▸ **Objective**
Recast the material below as a JSON list of strings, one string per line, leaving out any blank lines.

— start of Records provided —

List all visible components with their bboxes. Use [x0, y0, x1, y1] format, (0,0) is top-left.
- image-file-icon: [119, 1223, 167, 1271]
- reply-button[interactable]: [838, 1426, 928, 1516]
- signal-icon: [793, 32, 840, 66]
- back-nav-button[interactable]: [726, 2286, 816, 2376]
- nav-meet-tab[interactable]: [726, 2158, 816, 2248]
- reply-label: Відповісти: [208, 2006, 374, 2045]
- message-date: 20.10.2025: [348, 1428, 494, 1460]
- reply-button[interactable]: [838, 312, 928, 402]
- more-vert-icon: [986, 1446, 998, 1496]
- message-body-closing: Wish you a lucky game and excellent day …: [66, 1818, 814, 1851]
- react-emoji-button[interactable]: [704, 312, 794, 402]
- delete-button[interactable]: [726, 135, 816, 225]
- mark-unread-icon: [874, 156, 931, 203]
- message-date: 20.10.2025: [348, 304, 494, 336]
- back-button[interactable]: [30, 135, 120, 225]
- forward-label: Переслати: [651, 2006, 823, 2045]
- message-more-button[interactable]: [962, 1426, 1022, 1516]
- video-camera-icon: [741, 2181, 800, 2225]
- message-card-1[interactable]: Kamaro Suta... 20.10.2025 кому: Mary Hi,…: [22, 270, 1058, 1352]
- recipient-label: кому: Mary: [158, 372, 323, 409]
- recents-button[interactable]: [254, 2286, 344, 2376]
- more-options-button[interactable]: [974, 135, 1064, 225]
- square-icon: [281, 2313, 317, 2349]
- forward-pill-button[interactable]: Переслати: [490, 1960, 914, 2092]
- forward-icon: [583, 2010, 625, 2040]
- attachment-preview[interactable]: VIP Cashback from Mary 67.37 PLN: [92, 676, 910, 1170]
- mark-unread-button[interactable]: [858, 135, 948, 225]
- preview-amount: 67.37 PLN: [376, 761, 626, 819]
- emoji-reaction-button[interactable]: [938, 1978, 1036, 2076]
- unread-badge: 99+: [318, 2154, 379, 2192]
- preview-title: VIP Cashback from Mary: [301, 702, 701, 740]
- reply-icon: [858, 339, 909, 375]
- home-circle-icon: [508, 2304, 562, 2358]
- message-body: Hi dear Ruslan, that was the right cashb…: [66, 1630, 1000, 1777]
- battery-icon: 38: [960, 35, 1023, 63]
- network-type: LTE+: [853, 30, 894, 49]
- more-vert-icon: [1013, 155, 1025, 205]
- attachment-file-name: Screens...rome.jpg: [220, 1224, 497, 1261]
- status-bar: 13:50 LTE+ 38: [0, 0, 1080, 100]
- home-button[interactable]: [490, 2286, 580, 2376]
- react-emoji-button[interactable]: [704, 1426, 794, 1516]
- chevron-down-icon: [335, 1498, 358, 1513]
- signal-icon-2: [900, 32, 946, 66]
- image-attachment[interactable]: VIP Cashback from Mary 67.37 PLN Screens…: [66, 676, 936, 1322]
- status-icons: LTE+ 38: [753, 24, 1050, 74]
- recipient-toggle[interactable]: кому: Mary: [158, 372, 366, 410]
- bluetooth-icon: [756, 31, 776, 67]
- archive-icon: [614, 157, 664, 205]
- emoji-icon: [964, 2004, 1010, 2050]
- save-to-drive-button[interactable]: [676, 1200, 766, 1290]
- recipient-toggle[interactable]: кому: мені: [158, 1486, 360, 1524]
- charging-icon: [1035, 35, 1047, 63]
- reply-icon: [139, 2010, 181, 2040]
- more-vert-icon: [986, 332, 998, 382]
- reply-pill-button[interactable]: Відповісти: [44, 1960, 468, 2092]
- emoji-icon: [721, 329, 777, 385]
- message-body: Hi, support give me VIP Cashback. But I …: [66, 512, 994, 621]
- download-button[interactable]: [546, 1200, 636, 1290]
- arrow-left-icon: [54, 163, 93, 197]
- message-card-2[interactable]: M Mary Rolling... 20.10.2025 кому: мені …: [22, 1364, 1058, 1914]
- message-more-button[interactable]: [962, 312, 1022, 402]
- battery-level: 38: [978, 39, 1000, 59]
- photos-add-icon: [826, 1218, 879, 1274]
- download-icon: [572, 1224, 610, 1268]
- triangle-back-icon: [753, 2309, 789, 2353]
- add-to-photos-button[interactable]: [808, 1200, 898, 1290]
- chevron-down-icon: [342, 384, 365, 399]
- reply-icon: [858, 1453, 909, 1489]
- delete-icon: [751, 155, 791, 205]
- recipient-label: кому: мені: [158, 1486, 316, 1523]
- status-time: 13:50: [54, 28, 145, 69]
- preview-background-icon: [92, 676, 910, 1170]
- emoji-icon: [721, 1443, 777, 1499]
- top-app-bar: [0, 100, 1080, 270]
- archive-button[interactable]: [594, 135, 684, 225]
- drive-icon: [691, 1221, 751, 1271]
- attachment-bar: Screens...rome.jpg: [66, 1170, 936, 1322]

— end of Records provided —

▸ **Written response**
[
  "List all visible components with their bboxes. Use [x0, y0, x1, y1] format, (0,0) is top-left.",
  "- image-file-icon: [119, 1223, 167, 1271]",
  "- reply-button[interactable]: [838, 1426, 928, 1516]",
  "- signal-icon: [793, 32, 840, 66]",
  "- back-nav-button[interactable]: [726, 2286, 816, 2376]",
  "- nav-meet-tab[interactable]: [726, 2158, 816, 2248]",
  "- reply-label: Відповісти: [208, 2006, 374, 2045]",
  "- message-date: 20.10.2025: [348, 1428, 494, 1460]",
  "- reply-button[interactable]: [838, 312, 928, 402]",
  "- more-vert-icon: [986, 1446, 998, 1496]",
  "- message-body-closing: Wish you a lucky game and excellent day …: [66, 1818, 814, 1851]",
  "- react-emoji-button[interactable]: [704, 312, 794, 402]",
  "- delete-button[interactable]: [726, 135, 816, 225]",
  "- mark-unread-icon: [874, 156, 931, 203]",
  "- message-date: 20.10.2025: [348, 304, 494, 336]",
  "- back-button[interactable]: [30, 135, 120, 225]",
  "- forward-label: Переслати: [651, 2006, 823, 2045]",
  "- message-more-button[interactable]: [962, 1426, 1022, 1516]",
  "- video-camera-icon: [741, 2181, 800, 2225]",
  "- message-card-1[interactable]: Kamaro Suta... 20.10.2025 кому: Mary Hi,…: [22, 270, 1058, 1352]",
  "- recipient-label: кому: Mary: [158, 372, 323, 409]",
  "- recents-button[interactable]: [254, 2286, 344, 2376]",
  "- more-options-button[interactable]: [974, 135, 1064, 225]",
  "- square-icon: [281, 2313, 317, 2349]",
  "- forward-pill-button[interactable]: Переслати: [490, 1960, 914, 2092]",
  "- forward-icon: [583, 2010, 625, 2040]",
  "- attachment-preview[interactable]: VIP Cashback from Mary 67.37 PLN: [92, 676, 910, 1170]",
  "- mark-unread-button[interactable]: [858, 135, 948, 225]",
  "- preview-amount: 67.37 PLN: [376, 761, 626, 819]",
  "- emoji-reaction-button[interactable]: [938, 1978, 1036, 2076]",
  "- unread-badge: 99+: [318, 2154, 379, 2192]",
  "- preview-title: VIP Cashback from Mary: [301, 702, 701, 740]",
  "- reply-icon: [858, 339, 909, 375]",
  "- home-circle-icon: [508, 2304, 562, 2358]",
  "- message-body: Hi dear Ruslan, that was the right cashb…: [66, 1630, 1000, 1777]",
  "- battery-icon: 38: [960, 35, 1023, 63]",
  "- network-type: LTE+: [853, 30, 894, 49]",
  "- more-vert-icon: [1013, 155, 1025, 205]",
  "- attachment-file-name: Screens...rome.jpg: [220, 1224, 497, 1261]",
  "- status-bar: 13:50 LTE+ 38: [0, 0, 1080, 100]",
  "- home-button[interactable]: [490, 2286, 580, 2376]",
  "- react-emoji-button[interactable]: [704, 1426, 794, 1516]",
  "- chevron-down-icon: [335, 1498, 358, 1513]",
  "- signal-icon-2: [900, 32, 946, 66]",
  "- image-attachment[interactable]: VIP Cashback from Mary 67.37 PLN Screens…: [66, 676, 936, 1322]",
  "- status-icons: LTE+ 38: [753, 24, 1050, 74]",
  "- recipient-toggle[interactable]: кому: Mary: [158, 372, 366, 410]",
  "- bluetooth-icon: [756, 31, 776, 67]",
  "- archive-icon: [614, 157, 664, 205]",
  "- emoji-icon: [964, 2004, 1010, 2050]",
  "- save-to-drive-button[interactable]: [676, 1200, 766, 1290]",
  "- recipient-toggle[interactable]: кому: мені: [158, 1486, 360, 1524]",
  "- charging-icon: [1035, 35, 1047, 63]",
  "- reply-icon: [139, 2010, 181, 2040]",
  "- more-vert-icon: [986, 332, 998, 382]",
  "- reply-pill-button[interactable]: Відповісти: [44, 1960, 468, 2092]",
  "- emoji-icon: [721, 329, 777, 385]",
  "- message-body: Hi, support give me VIP Cashback. But I …: [66, 512, 994, 621]",
  "- download-button[interactable]: [546, 1200, 636, 1290]",
  "- arrow-left-icon: [54, 163, 93, 197]",
  "- message-card-2[interactable]: M Mary Rolling... 20.10.2025 кому: мені …: [22, 1364, 1058, 1914]",
  "- message-more-button[interactable]: [962, 312, 1022, 402]",
  "- battery-level: 38: [978, 39, 1000, 59]",
  "- photos-add-icon: [826, 1218, 879, 1274]",
  "- download-icon: [572, 1224, 610, 1268]",
  "- triangle-back-icon: [753, 2309, 789, 2353]",
  "- add-to-photos-button[interactable]: [808, 1200, 898, 1290]",
  "- chevron-down-icon: [342, 384, 365, 399]",
  "- reply-icon: [858, 1453, 909, 1489]",
  "- delete-icon: [751, 155, 791, 205]",
  "- recipient-label: кому: мені: [158, 1486, 316, 1523]",
  "- status-time: 13:50: [54, 28, 145, 69]",
  "- preview-background-icon: [92, 676, 910, 1170]",
  "- emoji-icon: [721, 1443, 777, 1499]",
  "- top-app-bar: [0, 100, 1080, 270]",
  "- archive-button[interactable]: [594, 135, 684, 225]",
  "- drive-icon: [691, 1221, 751, 1271]",
  "- attachment-bar: Screens...rome.jpg: [66, 1170, 936, 1322]"
]